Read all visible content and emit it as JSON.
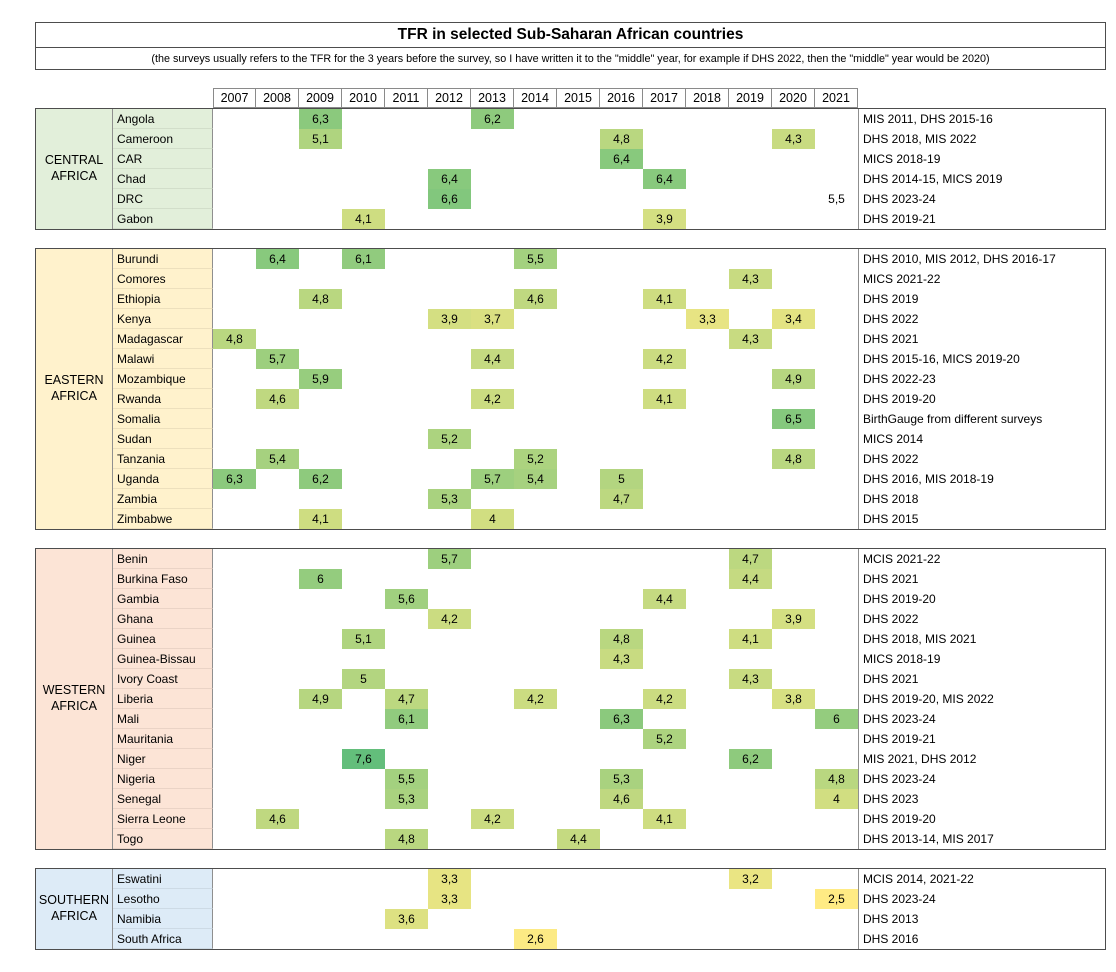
{
  "chart_data": {
    "type": "heatmap",
    "title": "TFR in selected Sub-Saharan African countries",
    "subtitle": "(the surveys usually refers to the TFR for the 3 years before the survey, so I have written it to the \"middle\" year, for example if DHS 2022, then the \"middle\" year would be 2020)",
    "years": [
      "2007",
      "2008",
      "2009",
      "2010",
      "2011",
      "2012",
      "2013",
      "2014",
      "2015",
      "2016",
      "2017",
      "2018",
      "2019",
      "2020",
      "2021"
    ],
    "value_range": [
      2.5,
      7.6
    ],
    "color_scale": {
      "min_value": 2.5,
      "max_value": 7.6,
      "min_color": "#FFEB84",
      "max_color": "#63BE7B"
    },
    "regions": [
      {
        "name": "CENTRAL AFRICA",
        "color": "#E2EFDA",
        "rows": [
          {
            "country": "Angola",
            "source": "MIS 2011, DHS 2015-16",
            "cells": [
              {
                "year": "2009",
                "value": "6,3"
              },
              {
                "year": "2013",
                "value": "6,2"
              }
            ]
          },
          {
            "country": "Cameroon",
            "source": "DHS 2018, MIS 2022",
            "cells": [
              {
                "year": "2009",
                "value": "5,1"
              },
              {
                "year": "2016",
                "value": "4,8"
              },
              {
                "year": "2020",
                "value": "4,3"
              }
            ]
          },
          {
            "country": "CAR",
            "source": "MICS 2018-19",
            "cells": [
              {
                "year": "2016",
                "value": "6,4"
              }
            ]
          },
          {
            "country": "Chad",
            "source": "DHS 2014-15, MICS 2019",
            "cells": [
              {
                "year": "2012",
                "value": "6,4"
              },
              {
                "year": "2017",
                "value": "6,4"
              }
            ]
          },
          {
            "country": "DRC",
            "source": "DHS 2023-24",
            "cells": [
              {
                "year": "2012",
                "value": "6,6"
              },
              {
                "year": "2021",
                "value": "5,5",
                "nofill": true
              }
            ]
          },
          {
            "country": "Gabon",
            "source": "DHS 2019-21",
            "cells": [
              {
                "year": "2010",
                "value": "4,1"
              },
              {
                "year": "2017",
                "value": "3,9"
              }
            ]
          }
        ]
      },
      {
        "name": "EASTERN AFRICA",
        "color": "#FFF2CC",
        "rows": [
          {
            "country": "Burundi",
            "source": "DHS 2010, MIS 2012, DHS 2016-17",
            "cells": [
              {
                "year": "2008",
                "value": "6,4"
              },
              {
                "year": "2010",
                "value": "6,1"
              },
              {
                "year": "2014",
                "value": "5,5"
              }
            ]
          },
          {
            "country": "Comores",
            "source": "MICS 2021-22",
            "cells": [
              {
                "year": "2019",
                "value": "4,3"
              }
            ]
          },
          {
            "country": "Ethiopia",
            "source": "DHS 2019",
            "cells": [
              {
                "year": "2009",
                "value": "4,8"
              },
              {
                "year": "2014",
                "value": "4,6"
              },
              {
                "year": "2017",
                "value": "4,1"
              }
            ]
          },
          {
            "country": "Kenya",
            "source": "DHS 2022",
            "cells": [
              {
                "year": "2012",
                "value": "3,9"
              },
              {
                "year": "2013",
                "value": "3,7"
              },
              {
                "year": "2018",
                "value": "3,3"
              },
              {
                "year": "2020",
                "value": "3,4"
              }
            ]
          },
          {
            "country": "Madagascar",
            "source": "DHS 2021",
            "cells": [
              {
                "year": "2007",
                "value": "4,8"
              },
              {
                "year": "2019",
                "value": "4,3"
              }
            ]
          },
          {
            "country": "Malawi",
            "source": "DHS 2015-16, MICS 2019-20",
            "cells": [
              {
                "year": "2008",
                "value": "5,7"
              },
              {
                "year": "2013",
                "value": "4,4"
              },
              {
                "year": "2017",
                "value": "4,2"
              }
            ]
          },
          {
            "country": "Mozambique",
            "source": "DHS 2022-23",
            "cells": [
              {
                "year": "2009",
                "value": "5,9"
              },
              {
                "year": "2020",
                "value": "4,9"
              }
            ]
          },
          {
            "country": "Rwanda",
            "source": "DHS 2019-20",
            "cells": [
              {
                "year": "2008",
                "value": "4,6"
              },
              {
                "year": "2013",
                "value": "4,2"
              },
              {
                "year": "2017",
                "value": "4,1"
              }
            ]
          },
          {
            "country": "Somalia",
            "source": "BirthGauge from different surveys",
            "cells": [
              {
                "year": "2020",
                "value": "6,5"
              }
            ]
          },
          {
            "country": "Sudan",
            "source": "MICS 2014",
            "cells": [
              {
                "year": "2012",
                "value": "5,2"
              }
            ]
          },
          {
            "country": "Tanzania",
            "source": "DHS 2022",
            "cells": [
              {
                "year": "2008",
                "value": "5,4"
              },
              {
                "year": "2014",
                "value": "5,2"
              },
              {
                "year": "2020",
                "value": "4,8"
              }
            ]
          },
          {
            "country": "Uganda",
            "source": "DHS 2016, MIS 2018-19",
            "cells": [
              {
                "year": "2007",
                "value": "6,3"
              },
              {
                "year": "2009",
                "value": "6,2"
              },
              {
                "year": "2013",
                "value": "5,7"
              },
              {
                "year": "2014",
                "value": "5,4"
              },
              {
                "year": "2016",
                "value": "5"
              }
            ]
          },
          {
            "country": "Zambia",
            "source": "DHS 2018",
            "cells": [
              {
                "year": "2012",
                "value": "5,3"
              },
              {
                "year": "2016",
                "value": "4,7"
              }
            ]
          },
          {
            "country": "Zimbabwe",
            "source": "DHS 2015",
            "cells": [
              {
                "year": "2009",
                "value": "4,1"
              },
              {
                "year": "2013",
                "value": "4"
              }
            ]
          }
        ]
      },
      {
        "name": "WESTERN AFRICA",
        "color": "#FCE4D6",
        "rows": [
          {
            "country": "Benin",
            "source": "MCIS 2021-22",
            "cells": [
              {
                "year": "2012",
                "value": "5,7"
              },
              {
                "year": "2019",
                "value": "4,7"
              }
            ]
          },
          {
            "country": "Burkina Faso",
            "source": "DHS 2021",
            "cells": [
              {
                "year": "2009",
                "value": "6"
              },
              {
                "year": "2019",
                "value": "4,4"
              }
            ]
          },
          {
            "country": "Gambia",
            "source": "DHS 2019-20",
            "cells": [
              {
                "year": "2011",
                "value": "5,6"
              },
              {
                "year": "2017",
                "value": "4,4"
              }
            ]
          },
          {
            "country": "Ghana",
            "source": "DHS 2022",
            "cells": [
              {
                "year": "2012",
                "value": "4,2"
              },
              {
                "year": "2020",
                "value": "3,9"
              }
            ]
          },
          {
            "country": "Guinea",
            "source": "DHS 2018, MIS 2021",
            "cells": [
              {
                "year": "2010",
                "value": "5,1"
              },
              {
                "year": "2016",
                "value": "4,8"
              },
              {
                "year": "2019",
                "value": "4,1"
              }
            ]
          },
          {
            "country": "Guinea-Bissau",
            "source": "MICS 2018-19",
            "cells": [
              {
                "year": "2016",
                "value": "4,3"
              }
            ]
          },
          {
            "country": "Ivory Coast",
            "source": "DHS 2021",
            "cells": [
              {
                "year": "2010",
                "value": "5"
              },
              {
                "year": "2019",
                "value": "4,3"
              }
            ]
          },
          {
            "country": "Liberia",
            "source": "DHS 2019-20, MIS 2022",
            "cells": [
              {
                "year": "2009",
                "value": "4,9"
              },
              {
                "year": "2011",
                "value": "4,7"
              },
              {
                "year": "2014",
                "value": "4,2"
              },
              {
                "year": "2017",
                "value": "4,2"
              },
              {
                "year": "2020",
                "value": "3,8"
              }
            ]
          },
          {
            "country": "Mali",
            "source": "DHS 2023-24",
            "cells": [
              {
                "year": "2011",
                "value": "6,1"
              },
              {
                "year": "2016",
                "value": "6,3"
              },
              {
                "year": "2021",
                "value": "6"
              }
            ]
          },
          {
            "country": "Mauritania",
            "source": "DHS 2019-21",
            "cells": [
              {
                "year": "2017",
                "value": "5,2"
              }
            ]
          },
          {
            "country": "Niger",
            "source": "MIS 2021, DHS 2012",
            "cells": [
              {
                "year": "2010",
                "value": "7,6"
              },
              {
                "year": "2019",
                "value": "6,2"
              }
            ]
          },
          {
            "country": "Nigeria",
            "source": "DHS 2023-24",
            "cells": [
              {
                "year": "2011",
                "value": "5,5"
              },
              {
                "year": "2016",
                "value": "5,3"
              },
              {
                "year": "2021",
                "value": "4,8"
              }
            ]
          },
          {
            "country": "Senegal",
            "source": "DHS 2023",
            "cells": [
              {
                "year": "2011",
                "value": "5,3"
              },
              {
                "year": "2016",
                "value": "4,6"
              },
              {
                "year": "2021",
                "value": "4"
              }
            ]
          },
          {
            "country": "Sierra Leone",
            "source": "DHS 2019-20",
            "cells": [
              {
                "year": "2008",
                "value": "4,6"
              },
              {
                "year": "2013",
                "value": "4,2"
              },
              {
                "year": "2017",
                "value": "4,1"
              }
            ]
          },
          {
            "country": "Togo",
            "source": "DHS 2013-14, MIS 2017",
            "cells": [
              {
                "year": "2011",
                "value": "4,8"
              },
              {
                "year": "2015",
                "value": "4,4"
              }
            ]
          }
        ]
      },
      {
        "name": "SOUTHERN AFRICA",
        "color": "#DDEBF7",
        "rows": [
          {
            "country": "Eswatini",
            "source": "MCIS 2014, 2021-22",
            "cells": [
              {
                "year": "2012",
                "value": "3,3"
              },
              {
                "year": "2019",
                "value": "3,2"
              }
            ]
          },
          {
            "country": "Lesotho",
            "source": "DHS 2023-24",
            "cells": [
              {
                "year": "2012",
                "value": "3,3"
              },
              {
                "year": "2021",
                "value": "2,5"
              }
            ]
          },
          {
            "country": "Namibia",
            "source": "DHS 2013",
            "cells": [
              {
                "year": "2011",
                "value": "3,6"
              }
            ]
          },
          {
            "country": "South Africa",
            "source": "DHS 2016",
            "cells": [
              {
                "year": "2014",
                "value": "2,6"
              }
            ]
          }
        ]
      }
    ]
  }
}
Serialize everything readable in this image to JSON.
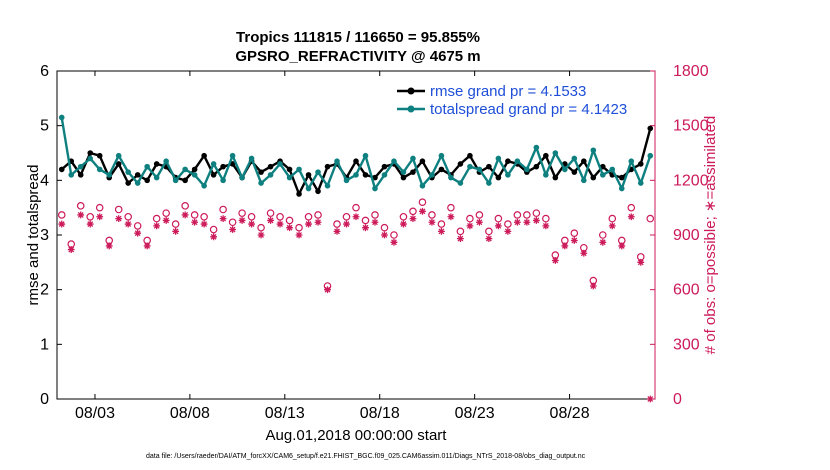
{
  "chart_data": {
    "type": "line",
    "title": "Tropics 111815 / 116650 = 95.855%",
    "subtitle": "GPSRO_REFRACTIVITY @ 4675 m",
    "xlabel": "Aug.01,2018 00:00:00 start",
    "ylabel_left": "rmse and totalspread",
    "ylabel_right": "# of obs: o=possible; ∗=assimilated",
    "xlim": [
      0,
      31.5
    ],
    "ylim_left": [
      0,
      6
    ],
    "ylim_right": [
      0,
      1800
    ],
    "x_ticks": [
      2,
      7,
      12,
      17,
      22,
      27
    ],
    "x_tick_labels": [
      "08/03",
      "08/08",
      "08/13",
      "08/18",
      "08/23",
      "08/28"
    ],
    "y_ticks_left": [
      "0",
      "1",
      "2",
      "3",
      "4",
      "5",
      "6"
    ],
    "y_ticks_right": [
      "0",
      "300",
      "600",
      "900",
      "1200",
      "1500",
      "1800"
    ],
    "legend": {
      "position": "top-right",
      "entries": [
        "rmse grand pr = 4.1533",
        "totalspread grand pr = 4.1423"
      ]
    },
    "footnote": "data file: /Users/raeder/DAI/ATM_forcXX/CAM6_setup/f.e21.FHIST_BGC.f09_025.CAM6assim.011/Diags_NTrS_2018-08/obs_diag_output.nc",
    "colors": {
      "rmse": "#000000",
      "totalspread": "#0f8080",
      "obs": "#cc1a5a"
    },
    "series": [
      {
        "name": "rmse",
        "axis": "left",
        "x": [
          0.25,
          0.75,
          1.25,
          1.75,
          2.25,
          2.75,
          3.25,
          3.75,
          4.25,
          4.75,
          5.25,
          5.75,
          6.25,
          6.75,
          7.25,
          7.75,
          8.25,
          8.75,
          9.25,
          9.75,
          10.25,
          10.75,
          11.25,
          11.75,
          12.25,
          12.75,
          13.25,
          13.75,
          14.25,
          14.75,
          15.25,
          15.75,
          16.25,
          16.75,
          17.25,
          17.75,
          18.25,
          18.75,
          19.25,
          19.75,
          20.25,
          20.75,
          21.25,
          21.75,
          22.25,
          22.75,
          23.25,
          23.75,
          24.25,
          24.75,
          25.25,
          25.75,
          26.25,
          26.75,
          27.25,
          27.75,
          28.25,
          28.75,
          29.25,
          29.75,
          30.25,
          30.75,
          31.25
        ],
        "values": [
          4.2,
          4.35,
          4.1,
          4.5,
          4.45,
          4.05,
          4.3,
          3.95,
          4.1,
          4.0,
          4.3,
          4.25,
          4.05,
          4.0,
          4.2,
          4.45,
          4.1,
          4.25,
          4.3,
          4.05,
          4.35,
          4.15,
          4.25,
          4.35,
          4.2,
          3.75,
          4.1,
          3.8,
          4.25,
          4.3,
          4.05,
          4.35,
          4.1,
          4.05,
          4.25,
          4.3,
          4.05,
          4.15,
          4.35,
          4.05,
          4.2,
          4.1,
          4.3,
          4.45,
          4.15,
          4.25,
          4.05,
          4.35,
          4.3,
          4.15,
          4.25,
          4.45,
          4.05,
          4.3,
          4.15,
          4.35,
          4.05,
          4.25,
          4.1,
          4.05,
          4.2,
          4.3,
          4.95
        ]
      },
      {
        "name": "totalspread",
        "axis": "left",
        "x": [
          0.25,
          0.75,
          1.25,
          1.75,
          2.25,
          2.75,
          3.25,
          3.75,
          4.25,
          4.75,
          5.25,
          5.75,
          6.25,
          6.75,
          7.25,
          7.75,
          8.25,
          8.75,
          9.25,
          9.75,
          10.25,
          10.75,
          11.25,
          11.75,
          12.25,
          12.75,
          13.25,
          13.75,
          14.25,
          14.75,
          15.25,
          15.75,
          16.25,
          16.75,
          17.25,
          17.75,
          18.25,
          18.75,
          19.25,
          19.75,
          20.25,
          20.75,
          21.25,
          21.75,
          22.25,
          22.75,
          23.25,
          23.75,
          24.25,
          24.75,
          25.25,
          25.75,
          26.25,
          26.75,
          27.25,
          27.75,
          28.25,
          28.75,
          29.25,
          29.75,
          30.25,
          30.75,
          31.25
        ],
        "values": [
          5.15,
          4.1,
          4.25,
          4.4,
          4.2,
          4.1,
          4.45,
          4.15,
          3.95,
          4.25,
          4.05,
          4.35,
          4.0,
          4.2,
          4.1,
          3.9,
          4.3,
          4.0,
          4.45,
          4.05,
          4.4,
          3.95,
          4.1,
          4.3,
          4.05,
          4.2,
          3.85,
          4.15,
          3.9,
          4.35,
          4.0,
          4.1,
          4.45,
          3.85,
          4.1,
          4.35,
          4.15,
          4.4,
          3.9,
          4.1,
          4.45,
          4.05,
          3.95,
          4.25,
          4.2,
          3.95,
          4.4,
          4.1,
          4.35,
          4.2,
          4.6,
          4.1,
          4.5,
          4.2,
          4.4,
          4.0,
          4.55,
          4.1,
          4.2,
          3.85,
          4.35,
          3.95,
          4.45
        ]
      },
      {
        "name": "possible obs (o)",
        "axis": "right",
        "x": [
          0.25,
          0.75,
          1.25,
          1.75,
          2.25,
          2.75,
          3.25,
          3.75,
          4.25,
          4.75,
          5.25,
          5.75,
          6.25,
          6.75,
          7.25,
          7.75,
          8.25,
          8.75,
          9.25,
          9.75,
          10.25,
          10.75,
          11.25,
          11.75,
          12.25,
          12.75,
          13.25,
          13.75,
          14.25,
          14.75,
          15.25,
          15.75,
          16.25,
          16.75,
          17.25,
          17.75,
          18.25,
          18.75,
          19.25,
          19.75,
          20.25,
          20.75,
          21.25,
          21.75,
          22.25,
          22.75,
          23.25,
          23.75,
          24.25,
          24.75,
          25.25,
          25.75,
          26.25,
          26.75,
          27.25,
          27.75,
          28.25,
          28.75,
          29.25,
          29.75,
          30.25,
          30.75,
          31.25
        ],
        "values": [
          1010,
          850,
          1060,
          1000,
          1050,
          870,
          1040,
          1000,
          950,
          870,
          990,
          1020,
          960,
          1060,
          1010,
          1000,
          930,
          1040,
          970,
          1020,
          1000,
          940,
          1020,
          1000,
          980,
          940,
          1000,
          1010,
          620,
          960,
          1000,
          1050,
          980,
          1010,
          940,
          900,
          1000,
          1030,
          1080,
          1010,
          960,
          1050,
          920,
          990,
          1010,
          920,
          990,
          960,
          1010,
          1010,
          1020,
          990,
          790,
          870,
          910,
          830,
          650,
          900,
          990,
          870,
          1050,
          780,
          990
        ]
      },
      {
        "name": "assimilated obs (*)",
        "axis": "right",
        "x": [
          0.25,
          0.75,
          1.25,
          1.75,
          2.25,
          2.75,
          3.25,
          3.75,
          4.25,
          4.75,
          5.25,
          5.75,
          6.25,
          6.75,
          7.25,
          7.75,
          8.25,
          8.75,
          9.25,
          9.75,
          10.25,
          10.75,
          11.25,
          11.75,
          12.25,
          12.75,
          13.25,
          13.75,
          14.25,
          14.75,
          15.25,
          15.75,
          16.25,
          16.75,
          17.25,
          17.75,
          18.25,
          18.75,
          19.25,
          19.75,
          20.25,
          20.75,
          21.25,
          21.75,
          22.25,
          22.75,
          23.25,
          23.75,
          24.25,
          24.75,
          25.25,
          25.75,
          26.25,
          26.75,
          27.25,
          27.75,
          28.25,
          28.75,
          29.25,
          29.75,
          30.25,
          30.75,
          31.25
        ],
        "values": [
          960,
          820,
          1010,
          960,
          1000,
          840,
          990,
          960,
          910,
          840,
          950,
          980,
          920,
          1010,
          970,
          960,
          890,
          990,
          930,
          980,
          960,
          900,
          980,
          960,
          940,
          900,
          960,
          970,
          600,
          920,
          960,
          1000,
          940,
          970,
          900,
          860,
          960,
          990,
          1030,
          970,
          920,
          1000,
          880,
          950,
          970,
          880,
          950,
          920,
          970,
          970,
          980,
          950,
          760,
          840,
          870,
          800,
          620,
          860,
          950,
          840,
          1000,
          750,
          0
        ]
      }
    ]
  }
}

→ The problem
Copy every line of the listing containing the string "MICS".

→ Finished answer
            "source": "MICS 2018-19",
            "source": "DHS 2014-15, MICS 2019",
            "source": "MICS 2021-22",
            "source": "DHS 2015-16, MICS 2019-20",
            "source": "MICS 2014",
            "source": "MICS 2018-19",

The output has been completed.